* _Given task_
Identify all lines of the data containing the string "Excluding" and copy them.

## begin Records

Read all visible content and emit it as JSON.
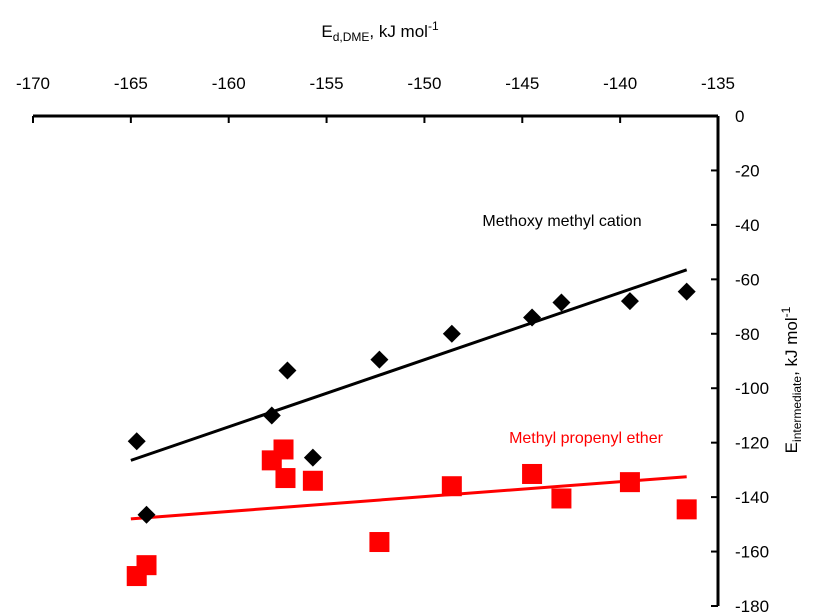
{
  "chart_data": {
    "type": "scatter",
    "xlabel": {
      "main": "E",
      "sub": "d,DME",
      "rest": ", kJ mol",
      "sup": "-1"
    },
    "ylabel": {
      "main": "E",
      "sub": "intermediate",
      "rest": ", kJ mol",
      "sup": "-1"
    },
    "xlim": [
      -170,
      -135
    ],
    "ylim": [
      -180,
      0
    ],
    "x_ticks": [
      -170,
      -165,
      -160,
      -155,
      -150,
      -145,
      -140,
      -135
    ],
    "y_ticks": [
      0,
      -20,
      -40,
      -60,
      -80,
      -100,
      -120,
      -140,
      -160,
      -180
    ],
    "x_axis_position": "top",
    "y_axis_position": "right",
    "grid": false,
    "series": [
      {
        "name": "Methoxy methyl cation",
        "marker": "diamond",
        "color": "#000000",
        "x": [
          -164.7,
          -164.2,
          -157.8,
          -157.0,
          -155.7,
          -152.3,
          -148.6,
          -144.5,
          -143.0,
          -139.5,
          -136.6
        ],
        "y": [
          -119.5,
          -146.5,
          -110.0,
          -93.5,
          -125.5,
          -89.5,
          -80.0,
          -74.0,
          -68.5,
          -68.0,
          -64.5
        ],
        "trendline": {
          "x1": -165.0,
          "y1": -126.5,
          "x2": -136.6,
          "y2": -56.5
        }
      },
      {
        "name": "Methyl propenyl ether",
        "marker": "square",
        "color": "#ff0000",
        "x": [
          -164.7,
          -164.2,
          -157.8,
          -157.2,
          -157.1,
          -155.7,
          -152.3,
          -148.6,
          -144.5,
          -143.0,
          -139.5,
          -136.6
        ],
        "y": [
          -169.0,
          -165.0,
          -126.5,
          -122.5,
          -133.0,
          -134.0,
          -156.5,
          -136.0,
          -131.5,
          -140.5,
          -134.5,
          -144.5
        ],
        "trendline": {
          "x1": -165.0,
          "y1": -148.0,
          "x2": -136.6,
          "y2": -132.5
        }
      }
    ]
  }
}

## end Records
## begin Records

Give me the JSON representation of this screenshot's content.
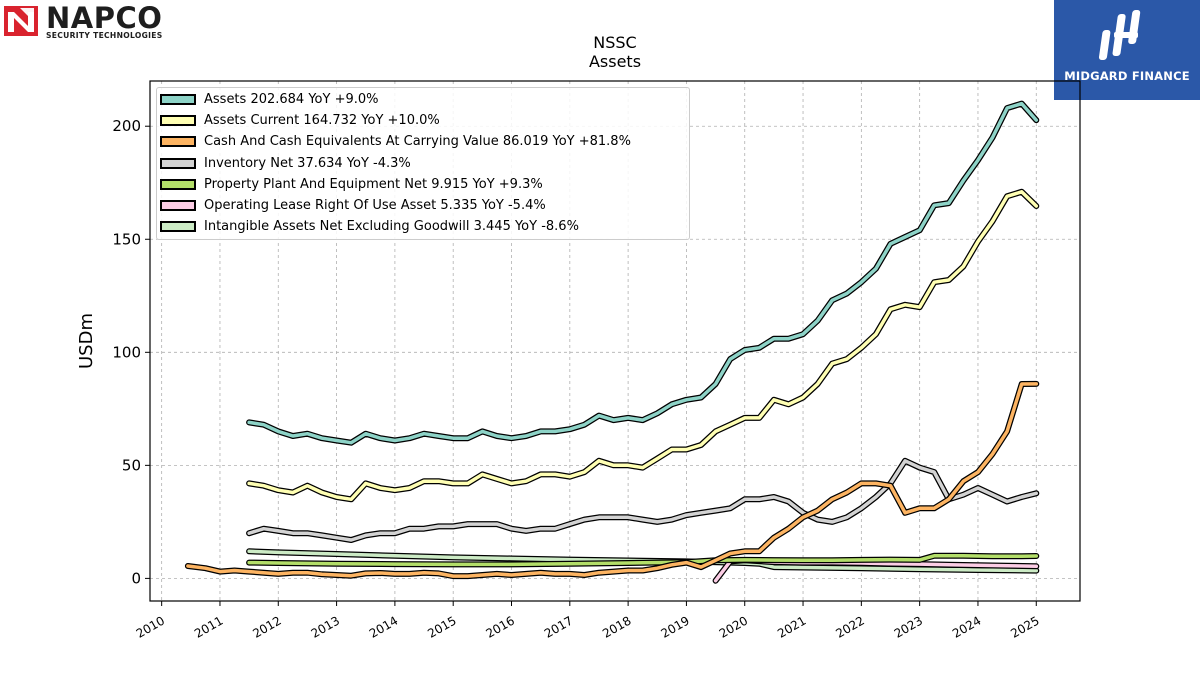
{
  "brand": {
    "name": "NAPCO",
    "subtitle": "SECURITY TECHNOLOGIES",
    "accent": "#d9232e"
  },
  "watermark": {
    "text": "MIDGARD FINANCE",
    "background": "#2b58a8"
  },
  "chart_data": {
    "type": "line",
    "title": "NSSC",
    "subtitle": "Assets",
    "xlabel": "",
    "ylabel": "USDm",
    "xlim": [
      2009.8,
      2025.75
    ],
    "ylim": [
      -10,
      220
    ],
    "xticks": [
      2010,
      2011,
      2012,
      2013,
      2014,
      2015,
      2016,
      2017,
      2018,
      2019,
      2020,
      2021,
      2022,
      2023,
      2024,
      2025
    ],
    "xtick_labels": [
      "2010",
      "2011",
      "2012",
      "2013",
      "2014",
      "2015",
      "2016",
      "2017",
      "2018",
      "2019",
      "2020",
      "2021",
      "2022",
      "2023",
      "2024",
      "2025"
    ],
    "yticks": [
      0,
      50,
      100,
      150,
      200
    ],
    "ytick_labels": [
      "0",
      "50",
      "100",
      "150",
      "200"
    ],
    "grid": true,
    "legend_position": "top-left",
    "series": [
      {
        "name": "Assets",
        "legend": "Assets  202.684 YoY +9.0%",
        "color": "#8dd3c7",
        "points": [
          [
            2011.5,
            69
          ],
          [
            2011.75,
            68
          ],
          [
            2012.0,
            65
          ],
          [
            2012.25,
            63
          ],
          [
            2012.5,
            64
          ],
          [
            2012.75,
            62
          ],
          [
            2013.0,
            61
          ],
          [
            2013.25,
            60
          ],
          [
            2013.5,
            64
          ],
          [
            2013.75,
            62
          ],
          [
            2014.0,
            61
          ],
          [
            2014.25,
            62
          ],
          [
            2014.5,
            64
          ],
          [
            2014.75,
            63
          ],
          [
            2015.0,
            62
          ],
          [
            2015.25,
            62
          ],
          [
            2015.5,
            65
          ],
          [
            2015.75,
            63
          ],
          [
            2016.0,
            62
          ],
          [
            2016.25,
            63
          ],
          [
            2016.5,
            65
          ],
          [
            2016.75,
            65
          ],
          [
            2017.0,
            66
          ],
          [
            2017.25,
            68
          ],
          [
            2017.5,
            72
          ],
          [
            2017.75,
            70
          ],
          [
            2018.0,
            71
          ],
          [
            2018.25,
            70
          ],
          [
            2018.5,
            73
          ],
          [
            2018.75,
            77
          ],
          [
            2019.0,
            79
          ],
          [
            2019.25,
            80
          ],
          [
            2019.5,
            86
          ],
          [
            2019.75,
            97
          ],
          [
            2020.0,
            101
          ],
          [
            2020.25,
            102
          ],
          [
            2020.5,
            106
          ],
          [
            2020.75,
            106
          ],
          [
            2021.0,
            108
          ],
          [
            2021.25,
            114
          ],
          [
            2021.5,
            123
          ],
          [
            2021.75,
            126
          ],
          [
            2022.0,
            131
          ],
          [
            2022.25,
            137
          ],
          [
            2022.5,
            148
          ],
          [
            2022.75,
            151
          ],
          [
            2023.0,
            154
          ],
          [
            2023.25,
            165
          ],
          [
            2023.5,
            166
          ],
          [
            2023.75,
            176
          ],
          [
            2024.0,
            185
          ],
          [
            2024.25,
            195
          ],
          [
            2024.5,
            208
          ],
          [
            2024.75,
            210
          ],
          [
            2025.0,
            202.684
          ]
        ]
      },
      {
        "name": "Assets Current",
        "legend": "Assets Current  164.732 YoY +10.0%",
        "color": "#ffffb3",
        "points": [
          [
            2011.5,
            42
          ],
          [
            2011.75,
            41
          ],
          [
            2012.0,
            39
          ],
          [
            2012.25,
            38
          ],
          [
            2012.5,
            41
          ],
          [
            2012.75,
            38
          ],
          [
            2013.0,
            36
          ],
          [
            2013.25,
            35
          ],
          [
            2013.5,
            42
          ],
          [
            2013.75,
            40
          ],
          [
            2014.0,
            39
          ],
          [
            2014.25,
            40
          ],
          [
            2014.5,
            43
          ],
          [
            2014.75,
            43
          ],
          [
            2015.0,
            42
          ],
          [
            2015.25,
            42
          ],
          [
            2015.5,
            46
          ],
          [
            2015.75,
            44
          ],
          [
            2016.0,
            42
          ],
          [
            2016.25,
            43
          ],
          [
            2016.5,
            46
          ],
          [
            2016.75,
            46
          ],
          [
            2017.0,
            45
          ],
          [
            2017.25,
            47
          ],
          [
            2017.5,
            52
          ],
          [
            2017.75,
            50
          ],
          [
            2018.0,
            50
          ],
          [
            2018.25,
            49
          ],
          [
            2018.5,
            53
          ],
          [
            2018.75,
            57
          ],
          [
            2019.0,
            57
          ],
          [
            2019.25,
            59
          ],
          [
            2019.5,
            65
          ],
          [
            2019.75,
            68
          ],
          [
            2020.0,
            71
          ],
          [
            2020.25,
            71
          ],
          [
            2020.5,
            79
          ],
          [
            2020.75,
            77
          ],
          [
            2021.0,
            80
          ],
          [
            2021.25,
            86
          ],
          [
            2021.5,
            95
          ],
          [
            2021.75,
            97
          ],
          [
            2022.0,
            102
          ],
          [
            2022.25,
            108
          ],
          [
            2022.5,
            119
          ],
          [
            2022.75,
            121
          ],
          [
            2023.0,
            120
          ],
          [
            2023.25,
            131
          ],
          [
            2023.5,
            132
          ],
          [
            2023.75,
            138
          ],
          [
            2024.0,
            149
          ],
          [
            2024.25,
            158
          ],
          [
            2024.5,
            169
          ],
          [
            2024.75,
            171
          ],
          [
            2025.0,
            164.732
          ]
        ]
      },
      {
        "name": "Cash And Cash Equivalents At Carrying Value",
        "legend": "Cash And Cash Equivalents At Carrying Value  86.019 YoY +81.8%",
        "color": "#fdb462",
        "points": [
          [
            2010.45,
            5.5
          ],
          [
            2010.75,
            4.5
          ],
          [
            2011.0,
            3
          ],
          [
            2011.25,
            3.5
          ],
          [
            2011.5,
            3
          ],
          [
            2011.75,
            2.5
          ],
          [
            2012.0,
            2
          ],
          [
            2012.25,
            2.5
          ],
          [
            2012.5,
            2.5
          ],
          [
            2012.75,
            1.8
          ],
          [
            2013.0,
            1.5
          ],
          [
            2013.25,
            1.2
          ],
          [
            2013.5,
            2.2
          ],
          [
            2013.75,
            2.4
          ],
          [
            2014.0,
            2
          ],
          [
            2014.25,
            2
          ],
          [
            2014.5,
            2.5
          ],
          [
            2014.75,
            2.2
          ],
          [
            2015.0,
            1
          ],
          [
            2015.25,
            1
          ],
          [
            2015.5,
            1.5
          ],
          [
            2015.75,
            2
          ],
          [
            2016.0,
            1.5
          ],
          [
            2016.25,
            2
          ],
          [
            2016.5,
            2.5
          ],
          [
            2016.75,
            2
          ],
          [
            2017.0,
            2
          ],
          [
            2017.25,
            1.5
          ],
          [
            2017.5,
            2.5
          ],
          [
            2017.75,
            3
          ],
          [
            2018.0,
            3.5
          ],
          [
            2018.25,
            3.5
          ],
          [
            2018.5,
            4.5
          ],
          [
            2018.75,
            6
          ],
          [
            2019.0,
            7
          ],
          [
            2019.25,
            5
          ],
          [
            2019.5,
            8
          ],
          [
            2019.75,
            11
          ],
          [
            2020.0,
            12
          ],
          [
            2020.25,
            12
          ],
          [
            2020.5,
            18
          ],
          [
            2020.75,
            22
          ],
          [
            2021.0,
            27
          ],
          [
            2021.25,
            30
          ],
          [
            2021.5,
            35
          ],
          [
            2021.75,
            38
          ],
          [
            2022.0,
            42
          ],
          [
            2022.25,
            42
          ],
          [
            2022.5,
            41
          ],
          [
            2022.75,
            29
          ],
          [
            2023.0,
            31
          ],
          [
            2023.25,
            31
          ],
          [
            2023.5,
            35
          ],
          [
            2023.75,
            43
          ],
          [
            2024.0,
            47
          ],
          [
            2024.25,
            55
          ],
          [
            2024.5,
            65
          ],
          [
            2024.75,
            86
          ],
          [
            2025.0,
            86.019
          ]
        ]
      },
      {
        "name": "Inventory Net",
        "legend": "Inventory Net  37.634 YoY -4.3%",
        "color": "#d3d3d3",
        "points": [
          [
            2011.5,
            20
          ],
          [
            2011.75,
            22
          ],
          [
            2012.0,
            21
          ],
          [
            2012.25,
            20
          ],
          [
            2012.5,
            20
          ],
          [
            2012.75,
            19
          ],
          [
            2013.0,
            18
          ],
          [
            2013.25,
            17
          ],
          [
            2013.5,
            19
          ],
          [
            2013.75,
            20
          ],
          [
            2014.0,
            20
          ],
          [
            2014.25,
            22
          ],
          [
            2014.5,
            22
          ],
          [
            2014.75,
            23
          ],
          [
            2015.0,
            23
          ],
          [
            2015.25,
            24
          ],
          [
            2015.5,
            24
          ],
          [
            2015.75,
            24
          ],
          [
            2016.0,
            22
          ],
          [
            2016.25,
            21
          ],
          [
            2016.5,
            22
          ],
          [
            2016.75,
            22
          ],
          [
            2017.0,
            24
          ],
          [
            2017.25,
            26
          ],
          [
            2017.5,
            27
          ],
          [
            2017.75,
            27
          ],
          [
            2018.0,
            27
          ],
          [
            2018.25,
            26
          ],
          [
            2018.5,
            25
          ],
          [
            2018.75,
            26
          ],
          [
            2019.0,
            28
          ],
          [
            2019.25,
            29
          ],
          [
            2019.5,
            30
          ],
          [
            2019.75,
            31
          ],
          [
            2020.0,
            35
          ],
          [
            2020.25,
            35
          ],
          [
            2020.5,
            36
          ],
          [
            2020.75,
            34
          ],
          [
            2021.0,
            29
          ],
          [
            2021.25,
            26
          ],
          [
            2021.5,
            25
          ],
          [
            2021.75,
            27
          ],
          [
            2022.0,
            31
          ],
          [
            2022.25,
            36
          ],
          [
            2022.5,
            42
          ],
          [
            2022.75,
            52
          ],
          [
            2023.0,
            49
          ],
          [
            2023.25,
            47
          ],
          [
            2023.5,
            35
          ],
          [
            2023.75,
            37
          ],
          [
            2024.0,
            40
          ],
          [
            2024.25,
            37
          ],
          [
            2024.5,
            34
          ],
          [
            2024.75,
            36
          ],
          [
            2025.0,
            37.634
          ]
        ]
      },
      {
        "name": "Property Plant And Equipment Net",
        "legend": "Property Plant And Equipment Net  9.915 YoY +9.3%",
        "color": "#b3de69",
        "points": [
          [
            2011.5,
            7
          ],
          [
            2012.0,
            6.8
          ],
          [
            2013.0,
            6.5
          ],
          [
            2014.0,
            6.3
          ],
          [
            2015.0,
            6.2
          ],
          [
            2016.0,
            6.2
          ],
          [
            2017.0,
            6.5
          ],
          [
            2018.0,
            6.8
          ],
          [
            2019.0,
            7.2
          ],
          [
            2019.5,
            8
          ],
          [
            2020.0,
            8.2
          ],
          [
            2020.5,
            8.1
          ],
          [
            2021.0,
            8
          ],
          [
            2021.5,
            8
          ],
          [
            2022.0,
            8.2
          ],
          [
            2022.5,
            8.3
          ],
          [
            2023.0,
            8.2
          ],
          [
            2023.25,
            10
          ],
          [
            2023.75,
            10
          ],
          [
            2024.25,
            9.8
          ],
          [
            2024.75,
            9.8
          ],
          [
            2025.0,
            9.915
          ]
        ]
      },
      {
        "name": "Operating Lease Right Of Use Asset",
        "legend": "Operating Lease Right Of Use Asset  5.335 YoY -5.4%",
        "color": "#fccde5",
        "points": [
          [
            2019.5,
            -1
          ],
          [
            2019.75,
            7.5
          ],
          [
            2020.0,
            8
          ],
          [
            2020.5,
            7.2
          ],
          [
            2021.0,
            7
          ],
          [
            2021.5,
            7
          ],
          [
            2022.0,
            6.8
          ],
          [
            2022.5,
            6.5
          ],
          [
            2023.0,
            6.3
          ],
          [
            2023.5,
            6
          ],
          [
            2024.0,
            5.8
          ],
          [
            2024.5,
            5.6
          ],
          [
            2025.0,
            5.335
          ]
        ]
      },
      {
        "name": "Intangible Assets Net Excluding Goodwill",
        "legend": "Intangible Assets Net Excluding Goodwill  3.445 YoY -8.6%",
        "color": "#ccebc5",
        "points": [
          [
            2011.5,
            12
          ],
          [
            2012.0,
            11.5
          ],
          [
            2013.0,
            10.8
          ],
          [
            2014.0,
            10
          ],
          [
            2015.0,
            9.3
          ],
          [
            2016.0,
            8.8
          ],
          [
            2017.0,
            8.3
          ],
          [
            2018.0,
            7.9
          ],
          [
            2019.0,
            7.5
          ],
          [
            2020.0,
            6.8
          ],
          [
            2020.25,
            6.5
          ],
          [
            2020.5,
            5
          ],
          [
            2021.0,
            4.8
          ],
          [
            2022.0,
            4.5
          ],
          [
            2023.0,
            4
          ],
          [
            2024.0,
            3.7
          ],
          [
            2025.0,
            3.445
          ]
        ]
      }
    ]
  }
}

## end Records

* _Solved exercise_
        "name": "Intangible Assets Net Excluding Goodwill",
        "legend": "Intangible Assets Net Excluding Goodwill  3.445 YoY -8.6%",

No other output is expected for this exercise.